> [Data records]
################
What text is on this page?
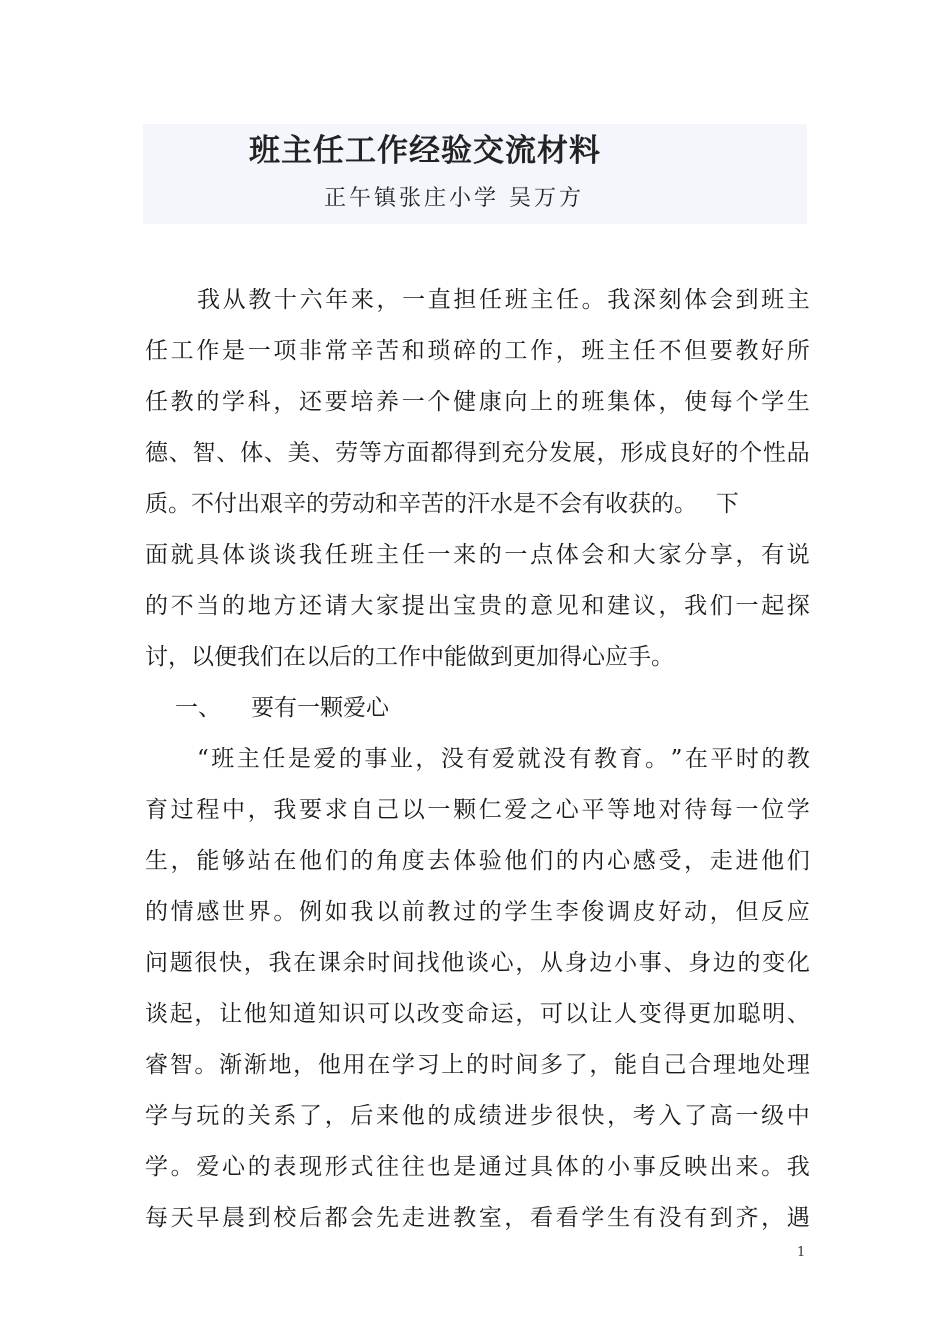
班主任工作经验交流材料
正午镇张庄小学 吴万方
我 从 教 十 六 年 来 ， 一 直 担 任 班 主 任 。 我 深 刻 体 会 到 班 主
任 工 作 是 一 项 非 常 辛 苦 和 琐 碎 的 工 作 ， 班 主 任 不 但 要 教 好 所
任 教 的 学 科 ， 还 要 培 养 一 个 健 康 向 上 的 班 集 体 ， 使 每 个 学 生
德 、 智 、 体 、 美 、 劳 等 方 面 都 得 到 充 分 发 展 ， 形 成 良 好 的 个 性 品
质。不付出艰辛的劳动和辛苦的汗水是不会有收获的。　 下
面 就 具 体 谈 谈 我 任 班 主 任 一 来 的 一 点 体 会 和 大 家 分 享 ， 有 说
的 不 当 的 地 方 还 请 大 家 提 出 宝 贵 的 意 见 和 建 议 ， 我 们 一 起 探
讨，以便我们在以后的工作中能做到更加得心应手。
一、 要有一颗爱心
“ 班 主 任 是 爱 的 事 业 ， 没 有 爱 就 没 有 教 育 。 ” 在 平 时 的 教
育 过 程 中 ， 我 要 求 自 己 以 一 颗 仁 爱 之 心 平 等 地 对 待 每 一 位 学
生 ， 能 够 站 在 他 们 的 角 度 去 体 验 他 们 的 内 心 感 受 ， 走 进 他 们
的 情 感 世 界 。 例 如 我 以 前 教 过 的 学 生 李 俊 调 皮 好 动 ， 但 反 应
问 题 很 快 ， 我 在 课 余 时 间 找 他 谈 心 ， 从 身 边 小 事 、 身 边 的 变 化
谈 起 ， 让 他 知 道 知 识 可 以 改 变 命 运 ， 可 以 让 人 变 得 更 加 聪 明 、
睿 智 。 渐 渐 地 ， 他 用 在 学 习 上 的 时 间 多 了 ， 能 自 己 合 理 地 处 理
学 与 玩 的 关 系 了 ， 后 来 他 的 成 绩 进 步 很 快 ， 考 入 了 高 一 级 中
学 。 爱 心 的 表 现 形 式 往 往 也 是 通 过 具 体 的 小 事 反 映 出 来 。 我
每 天 早 晨 到 校 后 都 会 先 走 进 教 室 ， 看 看 学 生 有 没 有 到 齐 ， 遇
1
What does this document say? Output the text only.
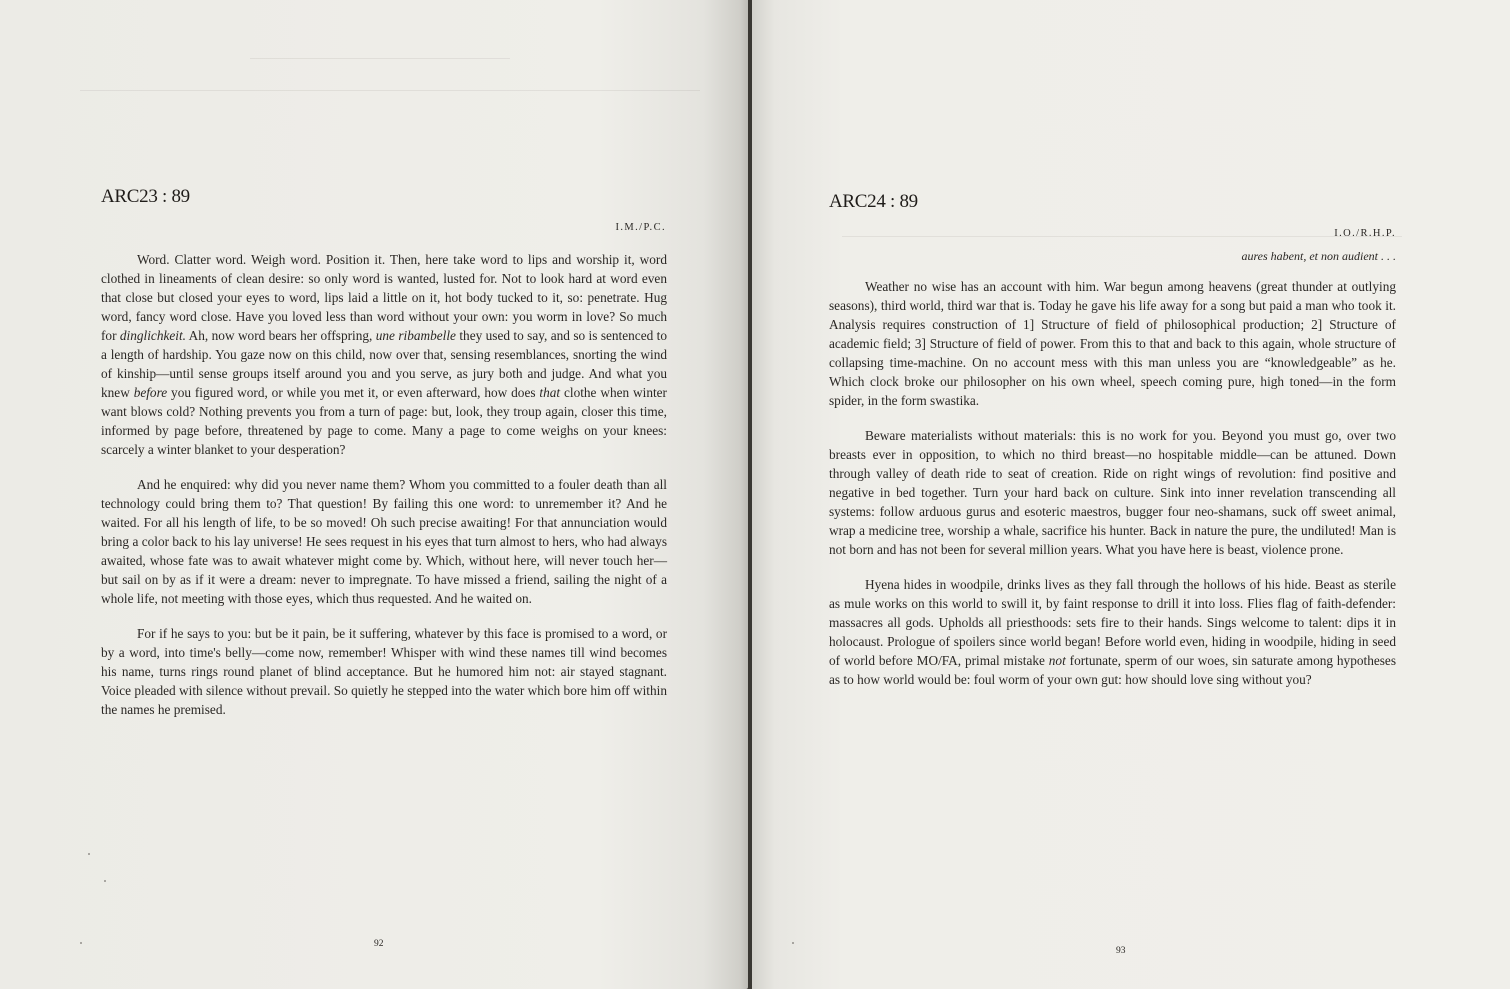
ARC23 : 89
I.M./P.C.

Word. Clatter word. Weigh word. Position it. Then, here take word to lips and worship it, word clothed in lineaments of clean desire: so only word is wanted, lusted for. Not to look hard at word even that close but closed your eyes to word, lips laid a little on it, hot body tucked to it, so: penetrate. Hug word, fancy word close. Have you loved less than word without your own: you worm in love? So much for dinglichkeit. Ah, now word bears her offspring, une ribambelle they used to say, and so is sentenced to a length of hardship. You gaze now on this child, now over that, sensing resemblances, snorting the wind of kinship—until sense groups itself around you and you serve, as jury both and judge. And what you knew before you figured word, or while you met it, or even afterward, how does that clothe when winter want blows cold? Nothing prevents you from a turn of page: but, look, they troup again, closer this time, informed by page before, threatened by page to come. Many a page to come weighs on your knees: scarcely a winter blanket to your desperation?

And he enquired: why did you never name them? Whom you committed to a fouler death than all technology could bring them to? That question! By failing this one word: to unremember it? And he waited. For all his length of life, to be so moved! Oh such precise awaiting! For that annunciation would bring a color back to his lay universe! He sees request in his eyes that turn almost to hers, who had always awaited, whose fate was to await whatever might come by. Which, without here, will never touch her—but sail on by as if it were a dream: never to impregnate. To have missed a friend, sailing the night of a whole life, not meeting with those eyes, which thus requested. And he waited on.

For if he says to you: but be it pain, be it suffering, whatever by this face is promised to a word, or by a word, into time's belly—come now, remember! Whisper with wind these names till wind becomes his name, turns rings round planet of blind acceptance. But he humored him not: air stayed stagnant. Voice pleaded with silence without prevail. So quietly he stepped into the water which bore him off within the names he premised.

92
ARC24 : 89
I.O./R.H.P.
aures habent, et non audient . . .

Weather no wise has an account with him. War begun among heavens (great thunder at outlying seasons), third world, third war that is. Today he gave his life away for a song but paid a man who took it. Analysis requires construction of 1] Structure of field of philosophical production; 2] Structure of academic field; 3] Structure of field of power. From this to that and back to this again, whole structure of collapsing time-machine. On no account mess with this man unless you are “knowledgeable” as he. Which clock broke our philosopher on his own wheel, speech coming pure, high toned—in the form spider, in the form swastika.

Beware materialists without materials: this is no work for you. Beyond you must go, over two breasts ever in opposition, to which no third breast—no hospitable middle—can be attuned. Down through valley of death ride to seat of creation. Ride on right wings of revolution: find positive and negative in bed together. Turn your hard back on culture. Sink into inner revelation transcending all systems: follow arduous gurus and esoteric maestros, bugger four neo-shamans, suck off sweet animal, wrap a medicine tree, worship a whale, sacrifice his hunter. Back in nature the pure, the undiluted! Man is not born and has not been for several million years. What you have here is beast, violence prone.

Hyena hides in woodpile, drinks lives as they fall through the hollows of his hide. Beast as sterile as mule works on this world to swill it, by faint response to drill it into loss. Flies flag of faith-defender: massacres all gods. Upholds all priesthoods: sets fire to their hands. Sings welcome to talent: dips it in holocaust. Prologue of spoilers since world began! Before world even, hiding in woodpile, hiding in seed of world before MO/FA, primal mistake not fortunate, sperm of our woes, sin saturate among hypotheses as to how world would be: foul worm of your own gut: how should love sing without you?

93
################
> [DIRECTION]
Retype the data above exactly; pictures are not part of the copy.

> [RESULT OF THIS EXERCISE]
What text is on this page?
班主任工作经验交流材料
正午镇张庄小学 吴万方
我 从 教 十 六 年 来 ， 一 直 担 任 班 主 任 。 我 深 刻 体 会 到 班 主
任 工 作 是 一 项 非 常 辛 苦 和 琐 碎 的 工 作 ， 班 主 任 不 但 要 教 好 所
任 教 的 学 科 ， 还 要 培 养 一 个 健 康 向 上 的 班 集 体 ， 使 每 个 学 生
德 、 智 、 体 、 美 、 劳 等 方 面 都 得 到 充 分 发 展 ， 形 成 良 好 的 个 性 品
质。不付出艰辛的劳动和辛苦的汗水是不会有收获的。　 下
面 就 具 体 谈 谈 我 任 班 主 任 一 来 的 一 点 体 会 和 大 家 分 享 ， 有 说
的 不 当 的 地 方 还 请 大 家 提 出 宝 贵 的 意 见 和 建 议 ， 我 们 一 起 探
讨，以便我们在以后的工作中能做到更加得心应手。
一、 要有一颗爱心
“ 班 主 任 是 爱 的 事 业 ， 没 有 爱 就 没 有 教 育 。 ” 在 平 时 的 教
育 过 程 中 ， 我 要 求 自 己 以 一 颗 仁 爱 之 心 平 等 地 对 待 每 一 位 学
生 ， 能 够 站 在 他 们 的 角 度 去 体 验 他 们 的 内 心 感 受 ， 走 进 他 们
的 情 感 世 界 。 例 如 我 以 前 教 过 的 学 生 李 俊 调 皮 好 动 ， 但 反 应
问 题 很 快 ， 我 在 课 余 时 间 找 他 谈 心 ， 从 身 边 小 事 、 身 边 的 变 化
谈 起 ， 让 他 知 道 知 识 可 以 改 变 命 运 ， 可 以 让 人 变 得 更 加 聪 明 、
睿 智 。 渐 渐 地 ， 他 用 在 学 习 上 的 时 间 多 了 ， 能 自 己 合 理 地 处 理
学 与 玩 的 关 系 了 ， 后 来 他 的 成 绩 进 步 很 快 ， 考 入 了 高 一 级 中
学 。 爱 心 的 表 现 形 式 往 往 也 是 通 过 具 体 的 小 事 反 映 出 来 。 我
每 天 早 晨 到 校 后 都 会 先 走 进 教 室 ， 看 看 学 生 有 没 有 到 齐 ， 遇
1
What does this document say? Output the text only.
ARC23 : 89
I.M./P.C.

Word. Clatter word. Weigh word. Position it. Then, here take word to lips and worship it, word clothed in lineaments of clean desire: so only word is wanted, lusted for. Not to look hard at word even that close but closed your eyes to word, lips laid a little on it, hot body tucked to it, so: penetrate. Hug word, fancy word close. Have you loved less than word without your own: you worm in love? So much for dinglichkeit. Ah, now word bears her offspring, une ribambelle they used to say, and so is sentenced to a length of hardship. You gaze now on this child, now over that, sensing resemblances, snorting the wind of kinship—until sense groups itself around you and you serve, as jury both and judge. And what you knew before you figured word, or while you met it, or even afterward, how does that clothe when winter want blows cold? Nothing prevents you from a turn of page: but, look, they troup again, closer this time, informed by page before, threatened by page to come. Many a page to come weighs on your knees: scarcely a winter blanket to your desperation?

And he enquired: why did you never name them? Whom you committed to a fouler death than all technology could bring them to? That question! By failing this one word: to unremember it? And he waited. For all his length of life, to be so moved! Oh such precise awaiting! For that annunciation would bring a color back to his lay universe! He sees request in his eyes that turn almost to hers, who had always awaited, whose fate was to await whatever might come by. Which, without here, will never touch her—but sail on by as if it were a dream: never to impregnate. To have missed a friend, sailing the night of a whole life, not meeting with those eyes, which thus requested. And he waited on.

For if he says to you: but be it pain, be it suffering, whatever by this face is promised to a word, or by a word, into time's belly—come now, remember! Whisper with wind these names till wind becomes his name, turns rings round planet of blind acceptance. But he humored him not: air stayed stagnant. Voice pleaded with silence without prevail. So quietly he stepped into the water which bore him off within the names he premised.

92
ARC24 : 89
I.O./R.H.P.
aures habent, et non audient . . .

Weather no wise has an account with him. War begun among heavens (great thunder at outlying seasons), third world, third war that is. Today he gave his life away for a song but paid a man who took it. Analysis requires construction of 1] Structure of field of philosophical production; 2] Structure of academic field; 3] Structure of field of power. From this to that and back to this again, whole structure of collapsing time-machine. On no account mess with this man unless you are “knowledgeable” as he. Which clock broke our philosopher on his own wheel, speech coming pure, high toned—in the form spider, in the form swastika.

Beware materialists without materials: this is no work for you. Beyond you must go, over two breasts ever in opposition, to which no third breast—no hospitable middle—can be attuned. Down through valley of death ride to seat of creation. Ride on right wings of revolution: find positive and negative in bed together. Turn your hard back on culture. Sink into inner revelation transcending all systems: follow arduous gurus and esoteric maestros, bugger four neo-shamans, suck off sweet animal, wrap a medicine tree, worship a whale, sacrifice his hunter. Back in nature the pure, the undiluted! Man is not born and has not been for several million years. What you have here is beast, violence prone.

Hyena hides in woodpile, drinks lives as they fall through the hollows of his hide. Beast as sterile as mule works on this world to swill it, by faint response to drill it into loss. Flies flag of faith-defender: massacres all gods. Upholds all priesthoods: sets fire to their hands. Sings welcome to talent: dips it in holocaust. Prologue of spoilers since world began! Before world even, hiding in woodpile, hiding in seed of world before MO/FA, primal mistake not fortunate, sperm of our woes, sin saturate among hypotheses as to how world would be: foul worm of your own gut: how should love sing without you?

93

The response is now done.